* Task to carry out:
Identify the lines holding "object" and copy them.

* Provided information:
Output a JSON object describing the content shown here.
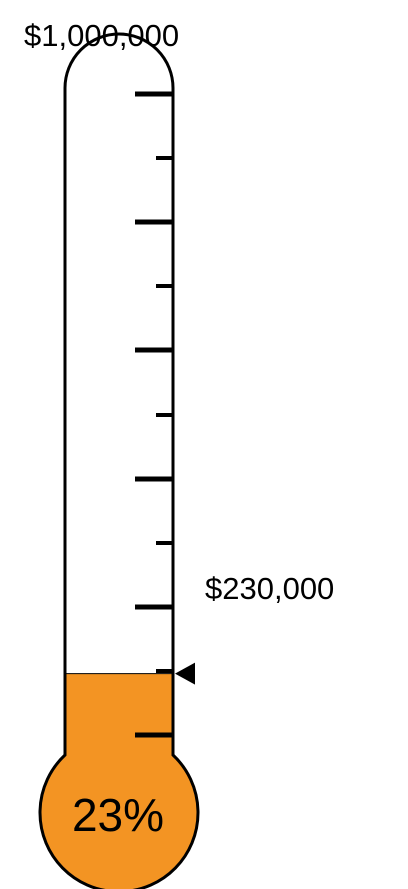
{
  "chart_data": {
    "type": "thermometer",
    "goal": 1000000,
    "goal_label": "$1,000,000",
    "value": 230000,
    "value_label": "$230,000",
    "percent_label": "23%",
    "ylim": [
      0,
      1000000
    ],
    "major_ticks": 6,
    "minor_ticks": 5
  },
  "colors": {
    "fill": "#f39423",
    "outline": "#000000",
    "background": "#ffffff"
  }
}
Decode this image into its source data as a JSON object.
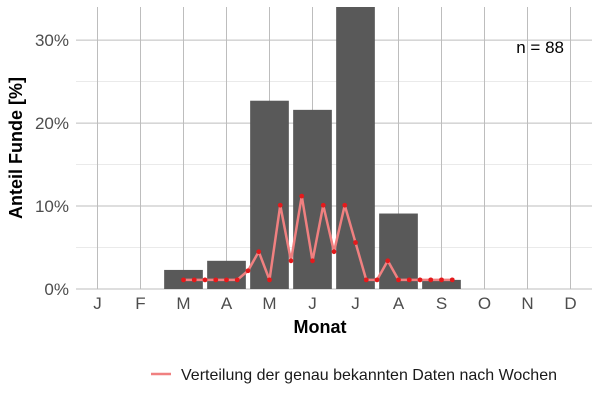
{
  "chart_data": {
    "type": "bar",
    "xlabel": "Monat",
    "ylabel": "Anteil Funde [%]",
    "annotation": "n = 88",
    "categories": [
      "J",
      "F",
      "M",
      "A",
      "M",
      "J",
      "J",
      "A",
      "S",
      "O",
      "N",
      "D"
    ],
    "values": [
      0,
      0,
      2.3,
      3.4,
      22.7,
      21.6,
      34.1,
      9.1,
      1.1,
      0,
      0,
      0
    ],
    "ylim": [
      0,
      34
    ],
    "yticks": [
      0,
      10,
      20,
      30
    ],
    "ytick_labels": [
      "0%",
      "10%",
      "20%",
      "30%"
    ],
    "grid": true,
    "legend_position": "bottom",
    "colors": {
      "bars": "#595959",
      "line": "#f08080",
      "points": "#e31a1c",
      "grid": "#bdbdbd"
    },
    "series": [
      {
        "name": "Verteilung der genau bekannten Daten nach Wochen",
        "type": "line",
        "x": [
          2.0,
          2.25,
          2.5,
          2.75,
          3.0,
          3.25,
          3.5,
          3.75,
          4.0,
          4.25,
          4.5,
          4.75,
          5.0,
          5.25,
          5.5,
          5.75,
          6.0,
          6.25,
          6.5,
          6.75,
          7.0,
          7.25,
          7.5,
          7.75,
          8.0,
          8.25
        ],
        "values": [
          1.1,
          1.1,
          1.1,
          1.1,
          1.1,
          1.1,
          2.2,
          4.5,
          1.1,
          10.1,
          3.4,
          11.2,
          3.4,
          10.1,
          4.5,
          10.1,
          5.6,
          1.1,
          1.1,
          3.4,
          1.1,
          1.1,
          1.1,
          1.1,
          1.1,
          1.1
        ]
      }
    ]
  }
}
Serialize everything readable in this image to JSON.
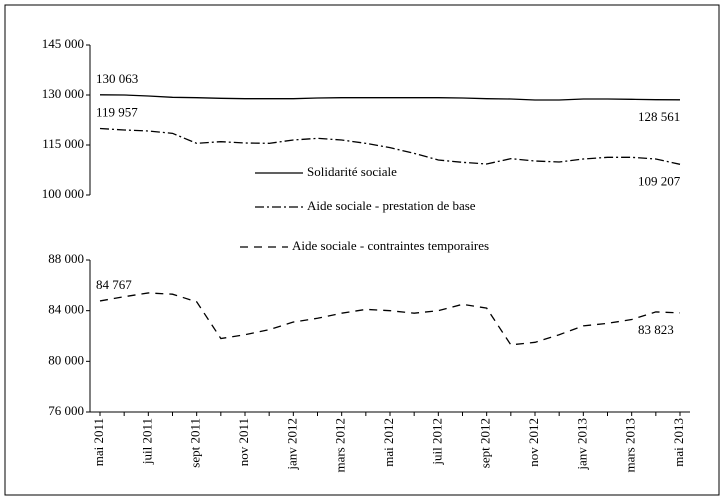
{
  "chart_data": [
    {
      "type": "line",
      "ylim": [
        100000,
        145000
      ],
      "yticks": [
        {
          "value": 100000,
          "label": "100 000"
        },
        {
          "value": 115000,
          "label": "115 000"
        },
        {
          "value": 130000,
          "label": "130 000"
        },
        {
          "value": 145000,
          "label": "145 000"
        }
      ],
      "series": [
        {
          "name": "Solidarité sociale",
          "color": "#000000",
          "line_style": "solid",
          "values": [
            130063,
            130000,
            129700,
            129300,
            129200,
            129000,
            128900,
            128900,
            128900,
            129100,
            129200,
            129200,
            129200,
            129200,
            129200,
            129100,
            128900,
            128800,
            128500,
            128500,
            128800,
            128800,
            128700,
            128600,
            128561
          ],
          "value_labels": [
            "130 063",
            null,
            null,
            null,
            null,
            null,
            null,
            null,
            null,
            null,
            null,
            null,
            null,
            null,
            null,
            null,
            null,
            null,
            null,
            null,
            null,
            null,
            null,
            null,
            "128 561"
          ]
        },
        {
          "name": "Aide sociale - prestation de base",
          "color": "#000000",
          "line_style": "dash-dot",
          "values": [
            119957,
            119500,
            119200,
            118500,
            115500,
            116000,
            115600,
            115500,
            116500,
            117000,
            116500,
            115500,
            114200,
            112500,
            110500,
            109800,
            109300,
            110900,
            110200,
            109900,
            110800,
            111300,
            111300,
            110800,
            109207
          ],
          "value_labels": [
            "119 957",
            null,
            null,
            null,
            null,
            null,
            null,
            null,
            null,
            null,
            null,
            null,
            null,
            null,
            null,
            null,
            null,
            null,
            null,
            null,
            null,
            null,
            null,
            null,
            "109 207"
          ]
        }
      ]
    },
    {
      "type": "line",
      "categories": [
        "mai 2011",
        null,
        "juil 2011",
        null,
        "sept 2011",
        null,
        "nov 2011",
        null,
        "janv 2012",
        null,
        "mars 2012",
        null,
        "mai 2012",
        null,
        "juil 2012",
        null,
        "sept 2012",
        null,
        "nov 2012",
        null,
        "janv 2013",
        null,
        "mars 2013",
        null,
        "mai 2013"
      ],
      "ylim": [
        76000,
        88000
      ],
      "yticks": [
        {
          "value": 76000,
          "label": "76 000"
        },
        {
          "value": 80000,
          "label": "80 000"
        },
        {
          "value": 84000,
          "label": "84 000"
        },
        {
          "value": 88000,
          "label": "88 000"
        }
      ],
      "series": [
        {
          "name": "Aide sociale - contraintes temporaires",
          "color": "#000000",
          "line_style": "dashed",
          "values": [
            84767,
            85100,
            85400,
            85300,
            84700,
            81800,
            82100,
            82500,
            83100,
            83400,
            83800,
            84100,
            84000,
            83800,
            84000,
            84500,
            84200,
            81300,
            81500,
            82100,
            82800,
            83000,
            83300,
            83900,
            83823
          ],
          "value_labels": [
            "84 767",
            null,
            null,
            null,
            null,
            null,
            null,
            null,
            null,
            null,
            null,
            null,
            null,
            null,
            null,
            null,
            null,
            null,
            null,
            null,
            null,
            null,
            null,
            null,
            "83 823"
          ]
        }
      ]
    }
  ]
}
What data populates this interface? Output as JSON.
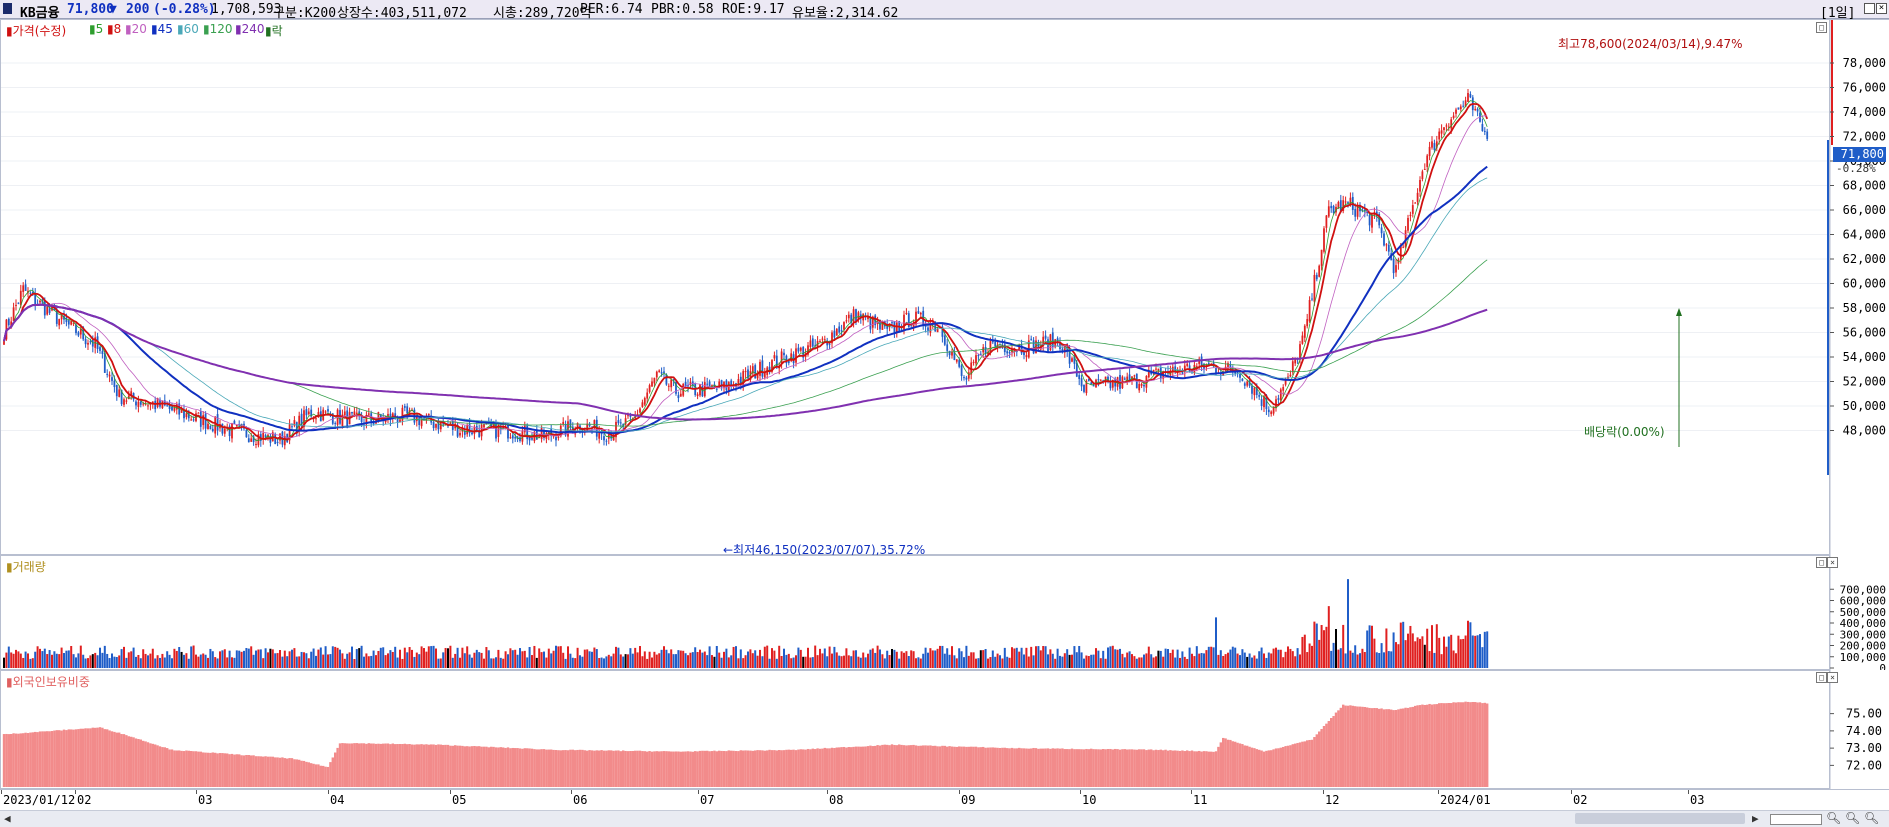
{
  "header": {
    "name": "KB금융",
    "price": "71,800",
    "change_arrow": "▼",
    "change": "200",
    "change_pct": "(-0.28%)",
    "volume": "1,708,593",
    "market": "구분:K200",
    "shares": "상장수:403,511,072",
    "cap": "시총:289,720억",
    "per": "PER:6.74",
    "pbr": "PBR:0.58",
    "roe": "ROE:9.17",
    "float": "유보율:2,314.62",
    "period": "[1일]"
  },
  "price_panel": {
    "legend": [
      "가격(수정)",
      "5",
      "8",
      "20",
      "45",
      "60",
      "120",
      "240",
      "락"
    ],
    "legend_colors": [
      "#d01010",
      "#2e9e2e",
      "#d01010",
      "#c060c0",
      "#1030c0",
      "#4aa8b8",
      "#3aa050",
      "#8030b0",
      "#207020"
    ],
    "high_label": "최고78,600(2024/03/14),9.47%",
    "low_label": "최저46,150(2023/07/07),35.72%",
    "lock_label": "배당락(0.00%)",
    "y_ticks": [
      "78,000",
      "76,000",
      "74,000",
      "72,000",
      "70,000",
      "68,000",
      "66,000",
      "64,000",
      "62,000",
      "60,000",
      "58,000",
      "56,000",
      "54,000",
      "52,000",
      "50,000",
      "48,000"
    ],
    "current_tag": "71,800",
    "current_pct": "-0.28%"
  },
  "volume_panel": {
    "title": "거래량",
    "y_ticks": [
      "700,000",
      "600,000",
      "500,000",
      "400,000",
      "300,000",
      "200,000",
      "100,000",
      "0"
    ]
  },
  "foreign_panel": {
    "title": "외국인보유비중",
    "y_ticks": [
      "75.00",
      "74.00",
      "73.00",
      "72.00"
    ]
  },
  "x_labels": [
    "2023/01/12",
    "02",
    "03",
    "04",
    "05",
    "06",
    "07",
    "08",
    "09",
    "10",
    "11",
    "12",
    "2024/01",
    "02",
    "03"
  ],
  "chart_data": {
    "type": "candlestick",
    "price_anchors": [
      [
        0,
        56000
      ],
      [
        8,
        59500
      ],
      [
        20,
        57500
      ],
      [
        38,
        55000
      ],
      [
        48,
        50800
      ],
      [
        62,
        50200
      ],
      [
        80,
        49000
      ],
      [
        95,
        48000
      ],
      [
        115,
        47200
      ],
      [
        128,
        49500
      ],
      [
        148,
        48800
      ],
      [
        168,
        49200
      ],
      [
        190,
        48100
      ],
      [
        210,
        48000
      ],
      [
        225,
        47500
      ],
      [
        240,
        48500
      ],
      [
        252,
        47800
      ],
      [
        262,
        48800
      ],
      [
        272,
        52500
      ],
      [
        280,
        51200
      ],
      [
        300,
        51500
      ],
      [
        320,
        53500
      ],
      [
        340,
        55000
      ],
      [
        355,
        57500
      ],
      [
        368,
        56000
      ],
      [
        378,
        57200
      ],
      [
        390,
        56500
      ],
      [
        400,
        52000
      ],
      [
        410,
        55000
      ],
      [
        425,
        54800
      ],
      [
        440,
        55300
      ],
      [
        450,
        51500
      ],
      [
        470,
        52000
      ],
      [
        485,
        52800
      ],
      [
        500,
        53300
      ],
      [
        515,
        52800
      ],
      [
        527,
        49800
      ],
      [
        535,
        52000
      ],
      [
        542,
        56000
      ],
      [
        552,
        66000
      ],
      [
        560,
        66500
      ],
      [
        572,
        65000
      ],
      [
        580,
        61000
      ],
      [
        592,
        70000
      ],
      [
        600,
        73000
      ],
      [
        610,
        75000
      ],
      [
        618,
        71800
      ]
    ],
    "volume_range": [
      0,
      800000
    ],
    "foreign_anchors": [
      [
        0,
        73.8
      ],
      [
        20,
        74.0
      ],
      [
        40,
        74.2
      ],
      [
        50,
        73.8
      ],
      [
        70,
        72.9
      ],
      [
        100,
        72.6
      ],
      [
        120,
        72.4
      ],
      [
        135,
        71.9
      ],
      [
        140,
        73.3
      ],
      [
        180,
        73.2
      ],
      [
        230,
        72.9
      ],
      [
        280,
        72.8
      ],
      [
        330,
        72.9
      ],
      [
        370,
        73.2
      ],
      [
        420,
        73.0
      ],
      [
        480,
        72.9
      ],
      [
        505,
        72.8
      ],
      [
        508,
        73.6
      ],
      [
        525,
        72.8
      ],
      [
        545,
        73.5
      ],
      [
        558,
        75.5
      ],
      [
        580,
        75.2
      ],
      [
        590,
        75.5
      ],
      [
        610,
        75.7
      ],
      [
        618,
        75.6
      ]
    ]
  }
}
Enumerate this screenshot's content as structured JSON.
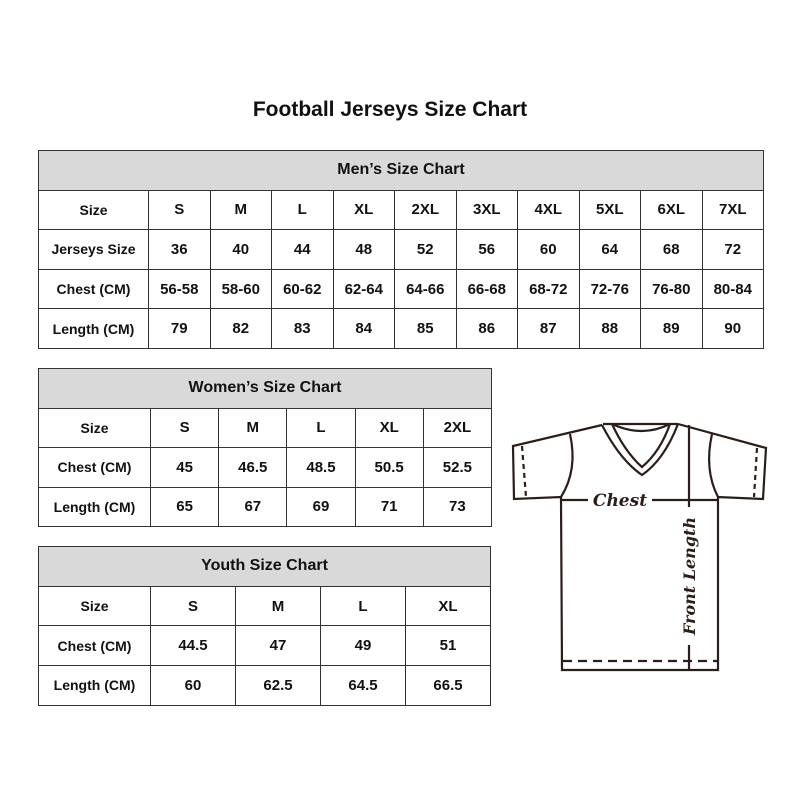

* Solution to the problem:
Output a JSON object describing the content shown here.
Decode this image into its source data as a JSON object.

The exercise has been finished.